• **Exercise requirements**:
Copy out the data exactly, leaving the pictures behind.

▬▬▬

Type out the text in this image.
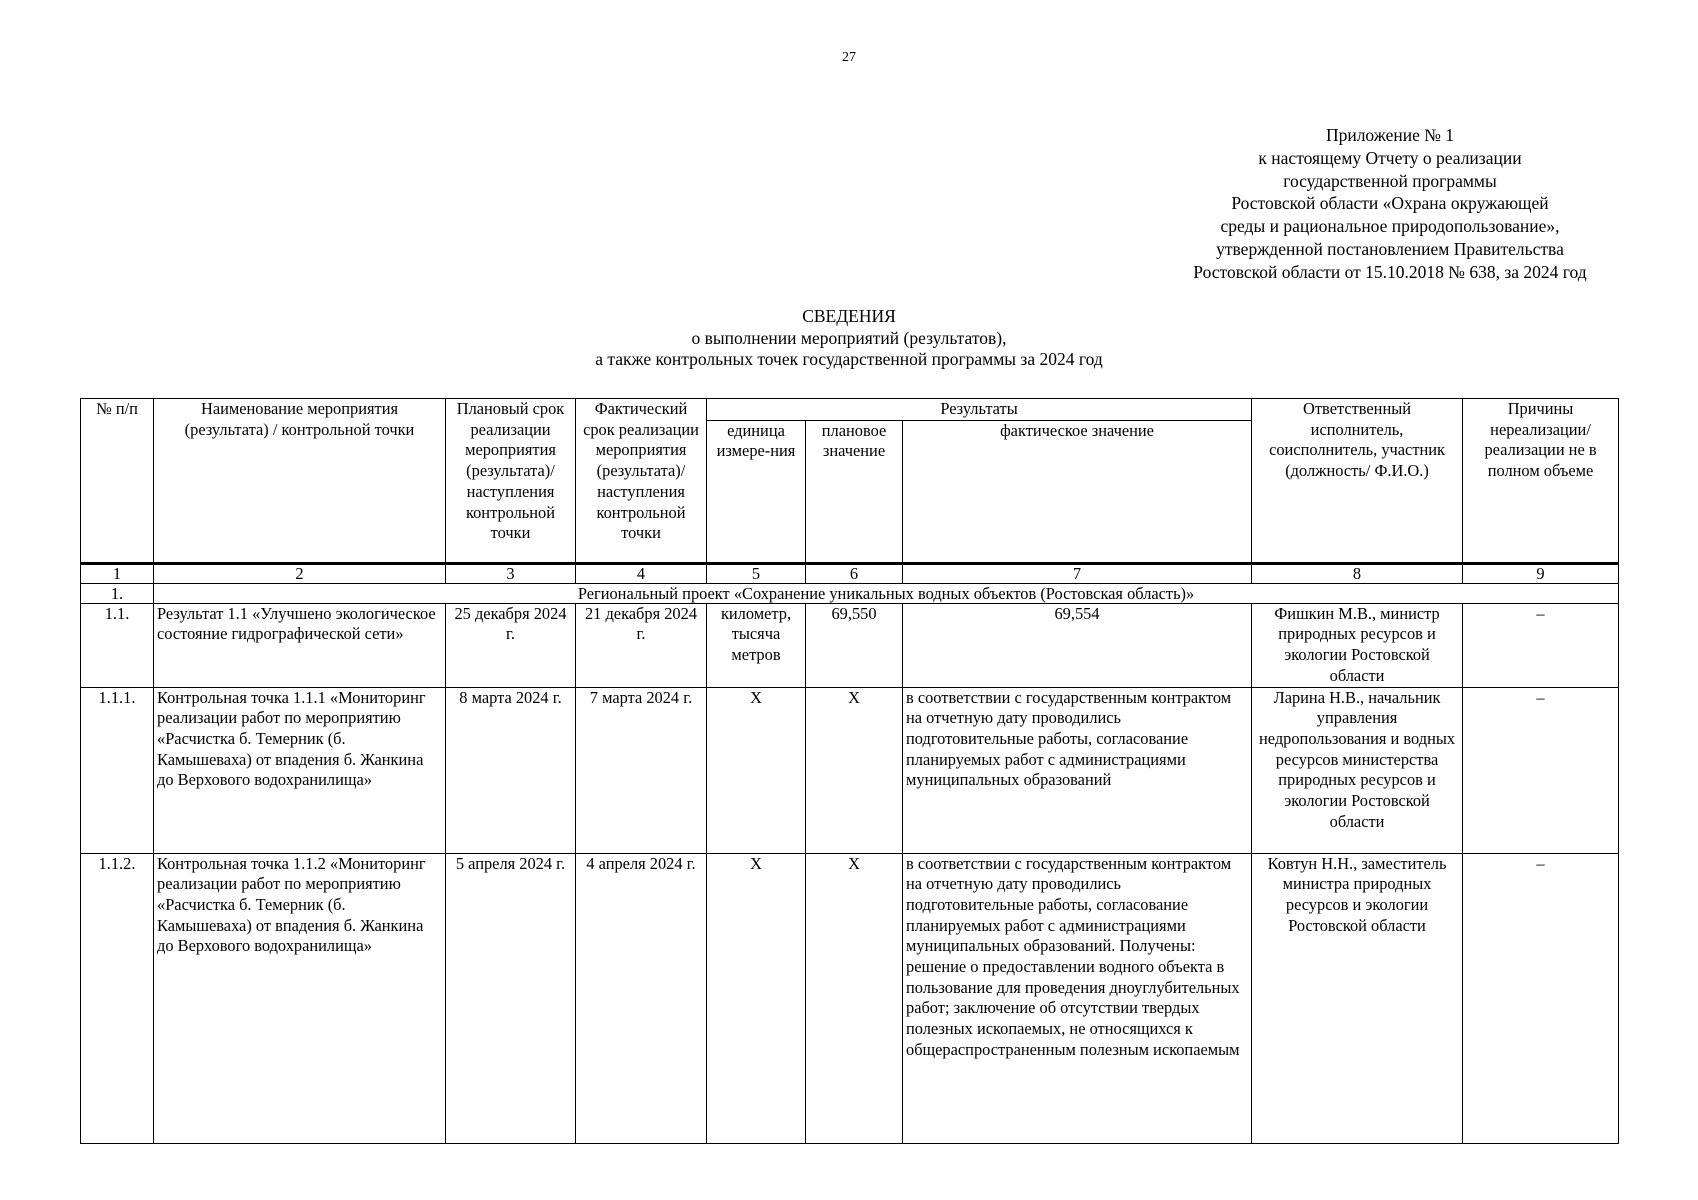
27
Приложение № 1
к настоящему Отчету о реализации
государственной программы
Ростовской области «Охрана окружающей
среды и рациональное природопользование»,
утвержденной постановлением Правительства
Ростовской области от 15.10.2018 № 638, за 2024 год
СВЕДЕНИЯ
о выполнении мероприятий (результатов),
а также контрольных точек государственной программы за 2024 год
№ п/п	Наименование мероприятия (результата) / контрольной точки	Плановый срок реализации мероприятия (результата)/ наступления контрольной точки	Фактический срок реализации мероприятия (результата)/ наступления контрольной точки	Результаты			Ответственный исполнитель, соисполнитель, участник (должность/ Ф.И.О.)	Причины нереализации/ реализации не в полном объеме
				единица измере-ния	плановое значение	фактическое значение		
1	2	3	4	5	6	7	8	9
1.	Региональный проект «Сохранение уникальных водных объектов (Ростовская область)»							
1.1.	Результат 1.1 «Улучшено экологическое состояние гидрографической сети»	25 декабря 2024 г.	21 декабря 2024 г.	километр, тысяча метров	69,550	69,554	Фишкин М.В., министр природных ресурсов и экологии Ростовской области	–
1.1.1.	Контрольная точка 1.1.1 «Мониторинг реализации работ по мероприятию «Расчистка б. Темерник (б. Камышеваха) от впадения б. Жанкина до Верхового водохранилища»	8 марта 2024 г.	7 марта 2024 г.	X	X	в соответствии с государственным контрактом на отчетную дату проводились подготовительные работы, согласование планируемых работ с администрациями муниципальных образований	Ларина Н.В., начальник управления недропользования и водных ресурсов министерства природных ресурсов и экологии Ростовской области	–
1.1.2.	Контрольная точка 1.1.2 «Мониторинг реализации работ по мероприятию «Расчистка б. Темерник (б. Камышеваха) от впадения б. Жанкина до Верхового водохранилища»	5 апреля 2024 г.	4 апреля 2024 г.	X	X	в соответствии с государственным контрактом на отчетную дату проводились подготовительные работы, согласование планируемых работ с администрациями муниципальных образований. Получены: решение о предоставлении водного объекта в пользование для проведения дноуглубительных работ; заключение об отсутствии твердых полезных ископаемых, не относящихся к общераспространенным полезным ископаемым	Ковтун Н.Н., заместитель министра природных ресурсов и экологии Ростовской области	–
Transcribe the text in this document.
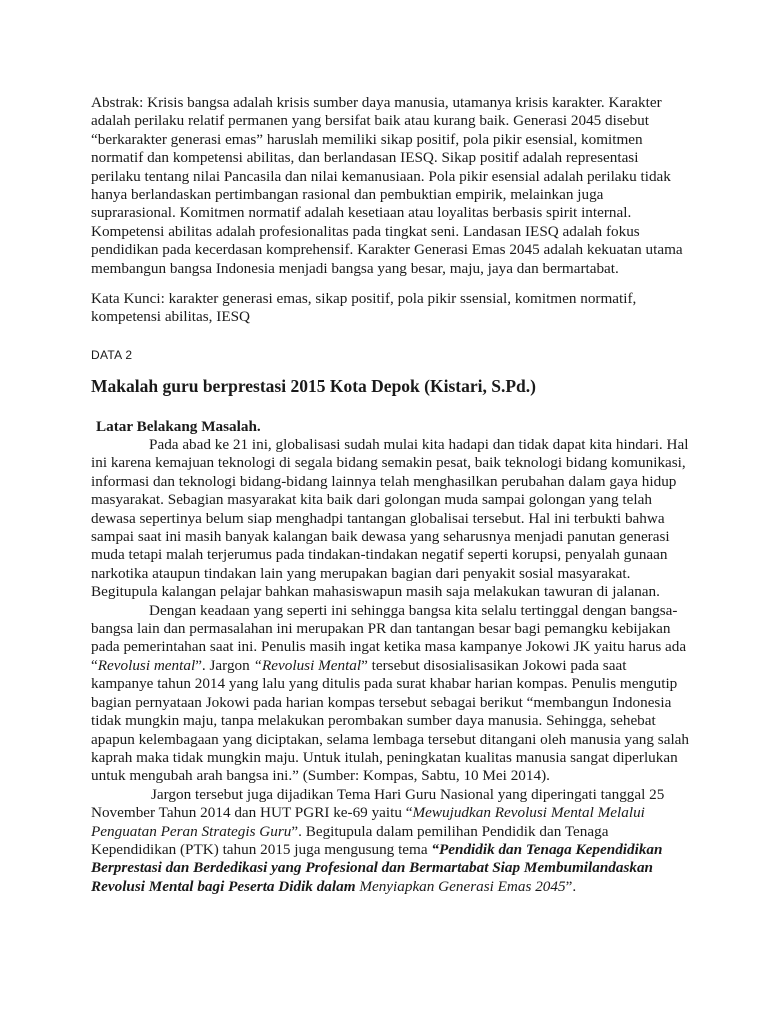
Abstrak: Krisis bangsa adalah krisis sumber daya manusia, utamanya krisis karakter. Karakter adalah perilaku relatif permanen yang bersifat baik atau kurang baik. Generasi 2045 disebut “berkarakter generasi emas” haruslah memiliki sikap positif, pola pikir esensial, komitmen normatif dan kompetensi abilitas, dan berlandasan IESQ. Sikap positif adalah representasi perilaku tentang nilai Pancasila dan nilai kemanusiaan. Pola pikir esensial adalah perilaku tidak hanya berlandaskan pertimbangan rasional dan pembuktian empirik, melainkan juga suprarasional. Komitmen normatif adalah kesetiaan atau loyalitas berbasis spirit internal. Kompetensi abilitas adalah profesionalitas pada tingkat seni. Landasan IESQ adalah fokus pendidikan pada kecerdasan komprehensif. Karakter Generasi Emas 2045 adalah kekuatan utama membangun bangsa Indonesia menjadi bangsa yang besar, maju, jaya dan bermartabat.
Kata Kunci: karakter generasi emas, sikap positif, pola pikir ssensial, komitmen normatif, kompetensi abilitas, IESQ
DATA 2
Makalah guru berprestasi 2015 Kota Depok (Kistari, S.Pd.)
Latar Belakang Masalah.

Pada abad ke 21 ini, globalisasi sudah mulai kita hadapi dan tidak dapat kita hindari. Hal ini karena kemajuan teknologi di segala bidang semakin pesat, baik teknologi bidang komunikasi, informasi dan teknologi bidang-bidang lainnya telah menghasilkan perubahan dalam gaya hidup masyarakat. Sebagian masyarakat kita baik dari golongan muda sampai golongan yang telah dewasa sepertinya belum siap menghadpi tantangan globalisai tersebut. Hal ini terbukti bahwa sampai saat ini masih banyak kalangan baik dewasa yang seharusnya menjadi panutan generasi muda tetapi malah terjerumus pada tindakan-tindakan negatif seperti korupsi, penyalah gunaan narkotika ataupun tindakan lain yang merupakan bagian dari penyakit sosial masyarakat. Begitupula kalangan pelajar bahkan mahasiswapun masih saja melakukan tawuran di jalanan.

Dengan keadaan yang seperti ini sehingga bangsa kita selalu tertinggal dengan bangsa-bangsa lain dan permasalahan ini merupakan PR dan tantangan besar bagi pemangku kebijakan pada pemerintahan saat ini. Penulis masih ingat ketika masa kampanye Jokowi JK yaitu harus ada “Revolusi mental”. Jargon “Revolusi Mental” tersebut disosialisasikan Jokowi pada saat kampanye tahun 2014 yang lalu yang ditulis pada surat khabar harian kompas. Penulis mengutip bagian pernyataan Jokowi pada harian kompas tersebut sebagai berikut “membangun Indonesia tidak mungkin maju, tanpa melakukan perombakan sumber daya manusia. Sehingga, sehebat apapun kelembagaan yang diciptakan, selama lembaga tersebut ditangani oleh manusia yang salah kaprah maka tidak mungkin maju. Untuk itulah, peningkatan kualitas manusia sangat diperlukan untuk mengubah arah bangsa ini.” (Sumber: Kompas, Sabtu, 10 Mei 2014).

Jargon tersebut juga dijadikan Tema Hari Guru Nasional yang diperingati tanggal 25 November Tahun 2014 dan HUT PGRI ke-69 yaitu “Mewujudkan Revolusi Mental Melalui Penguatan Peran Strategis Guru”. Begitupula dalam pemilihan Pendidik dan Tenaga Kependidikan (PTK) tahun 2015 juga mengusung tema “Pendidik dan Tenaga Kependidikan Berprestasi dan Berdedikasi yang Profesional dan Bermartabat Siap Membumilandaskan Revolusi Mental bagi Peserta Didik dalam Menyiapkan Generasi Emas 2045”.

▬▬▬

• **Exercise result**:
Type out the text in this image.
27
Приложение № 1
к настоящему Отчету о реализации
государственной программы
Ростовской области «Охрана окружающей
среды и рациональное природопользование»,
утвержденной постановлением Правительства
Ростовской области от 15.10.2018 № 638, за 2024 год
СВЕДЕНИЯ
о выполнении мероприятий (результатов),
а также контрольных точек государственной программы за 2024 год
№ п/п	Наименование мероприятия (результата) / контрольной точки	Плановый срок реализации мероприятия (результата)/ наступления контрольной точки	Фактический срок реализации мероприятия (результата)/ наступления контрольной точки	Результаты			Ответственный исполнитель, соисполнитель, участник (должность/ Ф.И.О.)	Причины нереализации/ реализации не в полном объеме
				единица измере-ния	плановое значение	фактическое значение		
1	2	3	4	5	6	7	8	9
1.	Региональный проект «Сохранение уникальных водных объектов (Ростовская область)»							
1.1.	Результат 1.1 «Улучшено экологическое состояние гидрографической сети»	25 декабря 2024 г.	21 декабря 2024 г.	километр, тысяча метров	69,550	69,554	Фишкин М.В., министр природных ресурсов и экологии Ростовской области	–
1.1.1.	Контрольная точка 1.1.1 «Мониторинг реализации работ по мероприятию «Расчистка б. Темерник (б. Камышеваха) от впадения б. Жанкина до Верхового водохранилища»	8 марта 2024 г.	7 марта 2024 г.	X	X	в соответствии с государственным контрактом на отчетную дату проводились подготовительные работы, согласование планируемых работ с администрациями муниципальных образований	Ларина Н.В., начальник управления недропользования и водных ресурсов министерства природных ресурсов и экологии Ростовской области	–
1.1.2.	Контрольная точка 1.1.2 «Мониторинг реализации работ по мероприятию «Расчистка б. Темерник (б. Камышеваха) от впадения б. Жанкина до Верхового водохранилища»	5 апреля 2024 г.	4 апреля 2024 г.	X	X	в соответствии с государственным контрактом на отчетную дату проводились подготовительные работы, согласование планируемых работ с администрациями муниципальных образований. Получены: решение о предоставлении водного объекта в пользование для проведения дноуглубительных работ; заключение об отсутствии твердых полезных ископаемых, не относящихся к общераспространенным полезным ископаемым	Ковтун Н.Н., заместитель министра природных ресурсов и экологии Ростовской области	–
Transcribe the text in this document.
Abstrak: Krisis bangsa adalah krisis sumber daya manusia, utamanya krisis karakter. Karakter adalah perilaku relatif permanen yang bersifat baik atau kurang baik. Generasi 2045 disebut “berkarakter generasi emas” haruslah memiliki sikap positif, pola pikir esensial, komitmen normatif dan kompetensi abilitas, dan berlandasan IESQ. Sikap positif adalah representasi perilaku tentang nilai Pancasila dan nilai kemanusiaan. Pola pikir esensial adalah perilaku tidak hanya berlandaskan pertimbangan rasional dan pembuktian empirik, melainkan juga suprarasional. Komitmen normatif adalah kesetiaan atau loyalitas berbasis spirit internal. Kompetensi abilitas adalah profesionalitas pada tingkat seni. Landasan IESQ adalah fokus pendidikan pada kecerdasan komprehensif. Karakter Generasi Emas 2045 adalah kekuatan utama membangun bangsa Indonesia menjadi bangsa yang besar, maju, jaya dan bermartabat.
Kata Kunci: karakter generasi emas, sikap positif, pola pikir ssensial, komitmen normatif, kompetensi abilitas, IESQ
DATA 2
Makalah guru berprestasi 2015 Kota Depok (Kistari, S.Pd.)
Latar Belakang Masalah.

Pada abad ke 21 ini, globalisasi sudah mulai kita hadapi dan tidak dapat kita hindari. Hal ini karena kemajuan teknologi di segala bidang semakin pesat, baik teknologi bidang komunikasi, informasi dan teknologi bidang-bidang lainnya telah menghasilkan perubahan dalam gaya hidup masyarakat. Sebagian masyarakat kita baik dari golongan muda sampai golongan yang telah dewasa sepertinya belum siap menghadpi tantangan globalisai tersebut. Hal ini terbukti bahwa sampai saat ini masih banyak kalangan baik dewasa yang seharusnya menjadi panutan generasi muda tetapi malah terjerumus pada tindakan-tindakan negatif seperti korupsi, penyalah gunaan narkotika ataupun tindakan lain yang merupakan bagian dari penyakit sosial masyarakat. Begitupula kalangan pelajar bahkan mahasiswapun masih saja melakukan tawuran di jalanan.

Dengan keadaan yang seperti ini sehingga bangsa kita selalu tertinggal dengan bangsa-bangsa lain dan permasalahan ini merupakan PR dan tantangan besar bagi pemangku kebijakan pada pemerintahan saat ini. Penulis masih ingat ketika masa kampanye Jokowi JK yaitu harus ada “Revolusi mental”. Jargon “Revolusi Mental” tersebut disosialisasikan Jokowi pada saat kampanye tahun 2014 yang lalu yang ditulis pada surat khabar harian kompas. Penulis mengutip bagian pernyataan Jokowi pada harian kompas tersebut sebagai berikut “membangun Indonesia tidak mungkin maju, tanpa melakukan perombakan sumber daya manusia. Sehingga, sehebat apapun kelembagaan yang diciptakan, selama lembaga tersebut ditangani oleh manusia yang salah kaprah maka tidak mungkin maju. Untuk itulah, peningkatan kualitas manusia sangat diperlukan untuk mengubah arah bangsa ini.” (Sumber: Kompas, Sabtu, 10 Mei 2014).

Jargon tersebut juga dijadikan Tema Hari Guru Nasional yang diperingati tanggal 25 November Tahun 2014 dan HUT PGRI ke-69 yaitu “Mewujudkan Revolusi Mental Melalui Penguatan Peran Strategis Guru”. Begitupula dalam pemilihan Pendidik dan Tenaga Kependidikan (PTK) tahun 2015 juga mengusung tema “Pendidik dan Tenaga Kependidikan Berprestasi dan Berdedikasi yang Profesional dan Bermartabat Siap Membumilandaskan Revolusi Mental bagi Peserta Didik dalam Menyiapkan Generasi Emas 2045”.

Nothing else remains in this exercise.